REQUIREMENTS: Transcribe every entry word for word, leaving out all images.

ENTRIES SHOWN:
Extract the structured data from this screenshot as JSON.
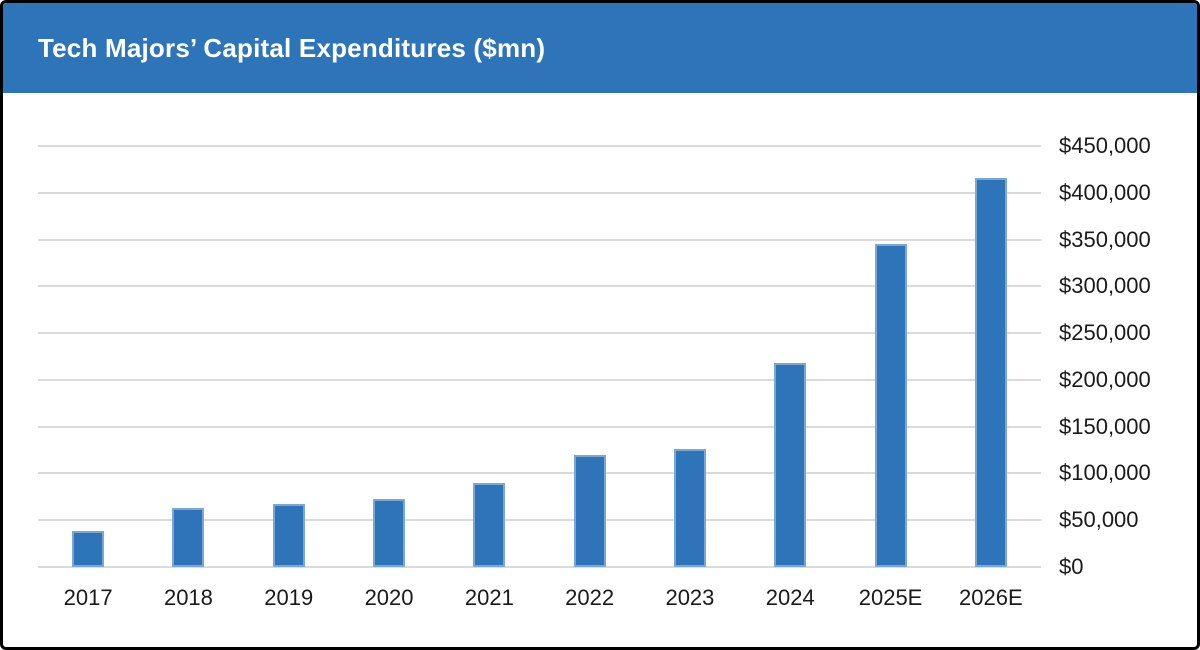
{
  "header": {
    "title": "Tech Majors’ Capital Expenditures ($mn)"
  },
  "colors": {
    "accent_blue": "#2E74B9",
    "bar_fill": "#2E74B9",
    "gridline": "#DADADA",
    "axis_text": "#1A1A1A",
    "title_text": "#FFFFFF",
    "frame_border": "#000000",
    "background": "#FFFFFF"
  },
  "chart_data": {
    "type": "bar",
    "title": "Tech Majors’ Capital Expenditures ($mn)",
    "categories": [
      "2017",
      "2018",
      "2019",
      "2020",
      "2021",
      "2022",
      "2023",
      "2024",
      "2025E",
      "2026E"
    ],
    "values": [
      38000,
      63000,
      67000,
      73000,
      90000,
      120000,
      126000,
      218000,
      345000,
      416000
    ],
    "xlabel": "",
    "ylabel": "",
    "ylim": [
      0,
      450000
    ],
    "y_tick_step": 50000,
    "y_tick_labels_top_down": [
      "$450,000",
      "$400,000",
      "$350,000",
      "$300,000",
      "$250,000",
      "$200,000",
      "$150,000",
      "$100,000",
      "$50,000",
      "$0"
    ],
    "grid": "horizontal",
    "legend": "none",
    "value_axis_side": "right"
  }
}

EXPECTED ANSWER:
Extract the structured data from this screenshot as JSON.
{
  "header": {
    "title": "Tech Majors’ Capital Expenditures ($mn)"
  },
  "colors": {
    "accent_blue": "#2E74B9",
    "bar_fill": "#2E74B9",
    "gridline": "#DADADA",
    "axis_text": "#1A1A1A",
    "title_text": "#FFFFFF",
    "frame_border": "#000000",
    "background": "#FFFFFF"
  },
  "chart_data": {
    "type": "bar",
    "title": "Tech Majors’ Capital Expenditures ($mn)",
    "categories": [
      "2017",
      "2018",
      "2019",
      "2020",
      "2021",
      "2022",
      "2023",
      "2024",
      "2025E",
      "2026E"
    ],
    "values": [
      38000,
      63000,
      67000,
      73000,
      90000,
      120000,
      126000,
      218000,
      345000,
      416000
    ],
    "xlabel": "",
    "ylabel": "",
    "ylim": [
      0,
      450000
    ],
    "y_tick_step": 50000,
    "y_tick_labels_top_down": [
      "$450,000",
      "$400,000",
      "$350,000",
      "$300,000",
      "$250,000",
      "$200,000",
      "$150,000",
      "$100,000",
      "$50,000",
      "$0"
    ],
    "grid": "horizontal",
    "legend": "none",
    "value_axis_side": "right"
  }
}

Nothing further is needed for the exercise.